▶ _WORK TO COMPLETE_
Extract the full listing below without altering a single character.

▶ _RECORDS FOR THIS TASK_
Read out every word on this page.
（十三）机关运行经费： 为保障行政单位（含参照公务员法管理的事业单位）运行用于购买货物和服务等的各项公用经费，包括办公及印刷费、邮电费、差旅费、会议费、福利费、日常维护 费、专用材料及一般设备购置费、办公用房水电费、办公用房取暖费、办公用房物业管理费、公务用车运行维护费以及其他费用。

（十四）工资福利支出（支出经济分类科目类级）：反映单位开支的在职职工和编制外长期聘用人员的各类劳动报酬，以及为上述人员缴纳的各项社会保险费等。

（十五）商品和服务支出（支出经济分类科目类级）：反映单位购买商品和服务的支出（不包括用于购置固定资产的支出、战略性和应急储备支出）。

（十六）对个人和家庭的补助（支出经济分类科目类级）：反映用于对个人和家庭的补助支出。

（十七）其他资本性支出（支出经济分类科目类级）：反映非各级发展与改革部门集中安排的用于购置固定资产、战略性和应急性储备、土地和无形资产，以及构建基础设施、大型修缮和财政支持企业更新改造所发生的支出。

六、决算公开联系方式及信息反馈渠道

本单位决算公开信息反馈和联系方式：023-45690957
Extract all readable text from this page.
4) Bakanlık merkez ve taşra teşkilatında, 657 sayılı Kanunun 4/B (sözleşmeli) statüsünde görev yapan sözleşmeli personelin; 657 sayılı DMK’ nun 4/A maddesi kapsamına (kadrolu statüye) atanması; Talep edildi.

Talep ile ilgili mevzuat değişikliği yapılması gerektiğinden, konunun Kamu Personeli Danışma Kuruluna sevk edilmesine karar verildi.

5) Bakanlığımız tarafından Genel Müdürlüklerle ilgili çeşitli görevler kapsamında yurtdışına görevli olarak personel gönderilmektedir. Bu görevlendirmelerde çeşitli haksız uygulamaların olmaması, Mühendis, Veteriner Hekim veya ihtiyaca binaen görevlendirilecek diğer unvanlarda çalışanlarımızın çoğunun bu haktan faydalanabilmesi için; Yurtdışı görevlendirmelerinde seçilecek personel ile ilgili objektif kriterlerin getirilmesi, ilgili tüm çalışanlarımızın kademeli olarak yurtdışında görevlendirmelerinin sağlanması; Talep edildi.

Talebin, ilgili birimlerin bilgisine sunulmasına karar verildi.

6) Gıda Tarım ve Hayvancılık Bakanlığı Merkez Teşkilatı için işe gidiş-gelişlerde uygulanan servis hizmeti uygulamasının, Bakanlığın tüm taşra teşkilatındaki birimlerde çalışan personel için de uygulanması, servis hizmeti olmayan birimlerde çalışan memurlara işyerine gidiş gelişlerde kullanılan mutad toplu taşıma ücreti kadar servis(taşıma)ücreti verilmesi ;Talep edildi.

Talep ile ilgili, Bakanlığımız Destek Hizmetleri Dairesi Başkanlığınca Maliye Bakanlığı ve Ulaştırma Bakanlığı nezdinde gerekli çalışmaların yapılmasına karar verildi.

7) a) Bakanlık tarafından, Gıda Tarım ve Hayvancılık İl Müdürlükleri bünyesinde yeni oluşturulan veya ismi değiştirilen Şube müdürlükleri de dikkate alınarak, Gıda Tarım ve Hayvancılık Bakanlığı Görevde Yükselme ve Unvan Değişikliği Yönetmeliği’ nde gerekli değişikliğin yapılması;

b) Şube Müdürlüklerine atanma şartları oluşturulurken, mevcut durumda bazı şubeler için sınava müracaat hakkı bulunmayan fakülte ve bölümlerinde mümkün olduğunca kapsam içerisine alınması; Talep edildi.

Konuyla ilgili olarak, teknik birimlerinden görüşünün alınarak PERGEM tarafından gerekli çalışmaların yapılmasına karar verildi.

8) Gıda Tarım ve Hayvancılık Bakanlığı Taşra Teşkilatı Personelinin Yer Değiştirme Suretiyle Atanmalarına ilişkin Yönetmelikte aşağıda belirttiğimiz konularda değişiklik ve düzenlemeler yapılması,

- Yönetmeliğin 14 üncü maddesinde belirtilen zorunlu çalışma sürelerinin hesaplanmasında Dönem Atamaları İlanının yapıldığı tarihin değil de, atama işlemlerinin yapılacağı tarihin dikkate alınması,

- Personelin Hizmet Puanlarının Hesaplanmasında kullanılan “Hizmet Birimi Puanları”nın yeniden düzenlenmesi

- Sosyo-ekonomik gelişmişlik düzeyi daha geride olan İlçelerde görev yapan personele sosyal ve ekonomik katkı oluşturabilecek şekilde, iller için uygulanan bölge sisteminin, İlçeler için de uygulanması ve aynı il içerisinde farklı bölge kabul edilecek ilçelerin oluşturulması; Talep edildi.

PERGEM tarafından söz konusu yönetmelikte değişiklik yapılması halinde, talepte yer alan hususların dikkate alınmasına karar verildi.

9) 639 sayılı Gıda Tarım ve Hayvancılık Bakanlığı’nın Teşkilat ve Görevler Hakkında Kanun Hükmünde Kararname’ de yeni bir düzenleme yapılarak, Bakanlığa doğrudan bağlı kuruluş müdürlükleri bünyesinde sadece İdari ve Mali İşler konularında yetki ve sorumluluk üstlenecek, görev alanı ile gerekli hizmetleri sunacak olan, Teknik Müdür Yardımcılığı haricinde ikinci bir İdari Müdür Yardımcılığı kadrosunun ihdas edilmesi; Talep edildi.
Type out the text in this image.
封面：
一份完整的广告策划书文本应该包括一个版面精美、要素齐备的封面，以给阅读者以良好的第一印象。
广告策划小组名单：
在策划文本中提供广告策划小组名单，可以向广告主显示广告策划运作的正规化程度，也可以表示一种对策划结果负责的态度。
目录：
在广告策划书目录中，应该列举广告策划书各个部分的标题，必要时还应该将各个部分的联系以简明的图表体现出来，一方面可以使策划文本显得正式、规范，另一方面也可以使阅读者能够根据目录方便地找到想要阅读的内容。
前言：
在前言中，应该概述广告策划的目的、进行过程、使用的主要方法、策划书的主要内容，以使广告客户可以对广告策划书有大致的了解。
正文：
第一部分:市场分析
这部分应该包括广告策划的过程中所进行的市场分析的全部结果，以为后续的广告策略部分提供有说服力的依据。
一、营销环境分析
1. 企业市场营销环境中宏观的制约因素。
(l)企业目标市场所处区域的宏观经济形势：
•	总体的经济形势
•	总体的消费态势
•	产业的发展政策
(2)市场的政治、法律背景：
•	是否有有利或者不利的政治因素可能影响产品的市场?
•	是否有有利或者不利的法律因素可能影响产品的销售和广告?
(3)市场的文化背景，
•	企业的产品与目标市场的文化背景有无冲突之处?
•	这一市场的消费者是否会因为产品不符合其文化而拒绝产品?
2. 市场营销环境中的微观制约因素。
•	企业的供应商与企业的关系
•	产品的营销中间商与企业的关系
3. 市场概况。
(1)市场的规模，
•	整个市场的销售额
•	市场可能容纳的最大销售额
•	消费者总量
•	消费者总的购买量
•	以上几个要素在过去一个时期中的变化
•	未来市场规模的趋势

▶ _COMPLETE OUTPUT_
Read out every word on this page.
（十三）机关运行经费： 为保障行政单位（含参照公务员法管理的事业单位）运行用于购买货物和服务等的各项公用经费，包括办公及印刷费、邮电费、差旅费、会议费、福利费、日常维护 费、专用材料及一般设备购置费、办公用房水电费、办公用房取暖费、办公用房物业管理费、公务用车运行维护费以及其他费用。

（十四）工资福利支出（支出经济分类科目类级）：反映单位开支的在职职工和编制外长期聘用人员的各类劳动报酬，以及为上述人员缴纳的各项社会保险费等。

（十五）商品和服务支出（支出经济分类科目类级）：反映单位购买商品和服务的支出（不包括用于购置固定资产的支出、战略性和应急储备支出）。

（十六）对个人和家庭的补助（支出经济分类科目类级）：反映用于对个人和家庭的补助支出。

（十七）其他资本性支出（支出经济分类科目类级）：反映非各级发展与改革部门集中安排的用于购置固定资产、战略性和应急性储备、土地和无形资产，以及构建基础设施、大型修缮和财政支持企业更新改造所发生的支出。

六、决算公开联系方式及信息反馈渠道

本单位决算公开信息反馈和联系方式：023-45690957
Extract all readable text from this page.
4) Bakanlık merkez ve taşra teşkilatında, 657 sayılı Kanunun 4/B (sözleşmeli) statüsünde görev yapan sözleşmeli personelin; 657 sayılı DMK’ nun 4/A maddesi kapsamına (kadrolu statüye) atanması; Talep edildi.

Talep ile ilgili mevzuat değişikliği yapılması gerektiğinden, konunun Kamu Personeli Danışma Kuruluna sevk edilmesine karar verildi.

5) Bakanlığımız tarafından Genel Müdürlüklerle ilgili çeşitli görevler kapsamında yurtdışına görevli olarak personel gönderilmektedir. Bu görevlendirmelerde çeşitli haksız uygulamaların olmaması, Mühendis, Veteriner Hekim veya ihtiyaca binaen görevlendirilecek diğer unvanlarda çalışanlarımızın çoğunun bu haktan faydalanabilmesi için; Yurtdışı görevlendirmelerinde seçilecek personel ile ilgili objektif kriterlerin getirilmesi, ilgili tüm çalışanlarımızın kademeli olarak yurtdışında görevlendirmelerinin sağlanması; Talep edildi.

Talebin, ilgili birimlerin bilgisine sunulmasına karar verildi.

6) Gıda Tarım ve Hayvancılık Bakanlığı Merkez Teşkilatı için işe gidiş-gelişlerde uygulanan servis hizmeti uygulamasının, Bakanlığın tüm taşra teşkilatındaki birimlerde çalışan personel için de uygulanması, servis hizmeti olmayan birimlerde çalışan memurlara işyerine gidiş gelişlerde kullanılan mutad toplu taşıma ücreti kadar servis(taşıma)ücreti verilmesi ;Talep edildi.

Talep ile ilgili, Bakanlığımız Destek Hizmetleri Dairesi Başkanlığınca Maliye Bakanlığı ve Ulaştırma Bakanlığı nezdinde gerekli çalışmaların yapılmasına karar verildi.

7) a) Bakanlık tarafından, Gıda Tarım ve Hayvancılık İl Müdürlükleri bünyesinde yeni oluşturulan veya ismi değiştirilen Şube müdürlükleri de dikkate alınarak, Gıda Tarım ve Hayvancılık Bakanlığı Görevde Yükselme ve Unvan Değişikliği Yönetmeliği’ nde gerekli değişikliğin yapılması;

b) Şube Müdürlüklerine atanma şartları oluşturulurken, mevcut durumda bazı şubeler için sınava müracaat hakkı bulunmayan fakülte ve bölümlerinde mümkün olduğunca kapsam içerisine alınması; Talep edildi.

Konuyla ilgili olarak, teknik birimlerinden görüşünün alınarak PERGEM tarafından gerekli çalışmaların yapılmasına karar verildi.

8) Gıda Tarım ve Hayvancılık Bakanlığı Taşra Teşkilatı Personelinin Yer Değiştirme Suretiyle Atanmalarına ilişkin Yönetmelikte aşağıda belirttiğimiz konularda değişiklik ve düzenlemeler yapılması,

- Yönetmeliğin 14 üncü maddesinde belirtilen zorunlu çalışma sürelerinin hesaplanmasında Dönem Atamaları İlanının yapıldığı tarihin değil de, atama işlemlerinin yapılacağı tarihin dikkate alınması,

- Personelin Hizmet Puanlarının Hesaplanmasında kullanılan “Hizmet Birimi Puanları”nın yeniden düzenlenmesi

- Sosyo-ekonomik gelişmişlik düzeyi daha geride olan İlçelerde görev yapan personele sosyal ve ekonomik katkı oluşturabilecek şekilde, iller için uygulanan bölge sisteminin, İlçeler için de uygulanması ve aynı il içerisinde farklı bölge kabul edilecek ilçelerin oluşturulması; Talep edildi.

PERGEM tarafından söz konusu yönetmelikte değişiklik yapılması halinde, talepte yer alan hususların dikkate alınmasına karar verildi.

9) 639 sayılı Gıda Tarım ve Hayvancılık Bakanlığı’nın Teşkilat ve Görevler Hakkında Kanun Hükmünde Kararname’ de yeni bir düzenleme yapılarak, Bakanlığa doğrudan bağlı kuruluş müdürlükleri bünyesinde sadece İdari ve Mali İşler konularında yetki ve sorumluluk üstlenecek, görev alanı ile gerekli hizmetleri sunacak olan, Teknik Müdür Yardımcılığı haricinde ikinci bir İdari Müdür Yardımcılığı kadrosunun ihdas edilmesi; Talep edildi.
Type out the text in this image.
封面：
一份完整的广告策划书文本应该包括一个版面精美、要素齐备的封面，以给阅读者以良好的第一印象。
广告策划小组名单：
在策划文本中提供广告策划小组名单，可以向广告主显示广告策划运作的正规化程度，也可以表示一种对策划结果负责的态度。
目录：
在广告策划书目录中，应该列举广告策划书各个部分的标题，必要时还应该将各个部分的联系以简明的图表体现出来，一方面可以使策划文本显得正式、规范，另一方面也可以使阅读者能够根据目录方便地找到想要阅读的内容。
前言：
在前言中，应该概述广告策划的目的、进行过程、使用的主要方法、策划书的主要内容，以使广告客户可以对广告策划书有大致的了解。
正文：
第一部分:市场分析
这部分应该包括广告策划的过程中所进行的市场分析的全部结果，以为后续的广告策略部分提供有说服力的依据。
一、营销环境分析
1. 企业市场营销环境中宏观的制约因素。
(l)企业目标市场所处区域的宏观经济形势：
•	总体的经济形势
•	总体的消费态势
•	产业的发展政策
(2)市场的政治、法律背景：
•	是否有有利或者不利的政治因素可能影响产品的市场?
•	是否有有利或者不利的法律因素可能影响产品的销售和广告?
(3)市场的文化背景，
•	企业的产品与目标市场的文化背景有无冲突之处?
•	这一市场的消费者是否会因为产品不符合其文化而拒绝产品?
2. 市场营销环境中的微观制约因素。
•	企业的供应商与企业的关系
•	产品的营销中间商与企业的关系
3. 市场概况。
(1)市场的规模，
•	整个市场的销售额
•	市场可能容纳的最大销售额
•	消费者总量
•	消费者总的购买量
•	以上几个要素在过去一个时期中的变化
•	未来市场规模的趋势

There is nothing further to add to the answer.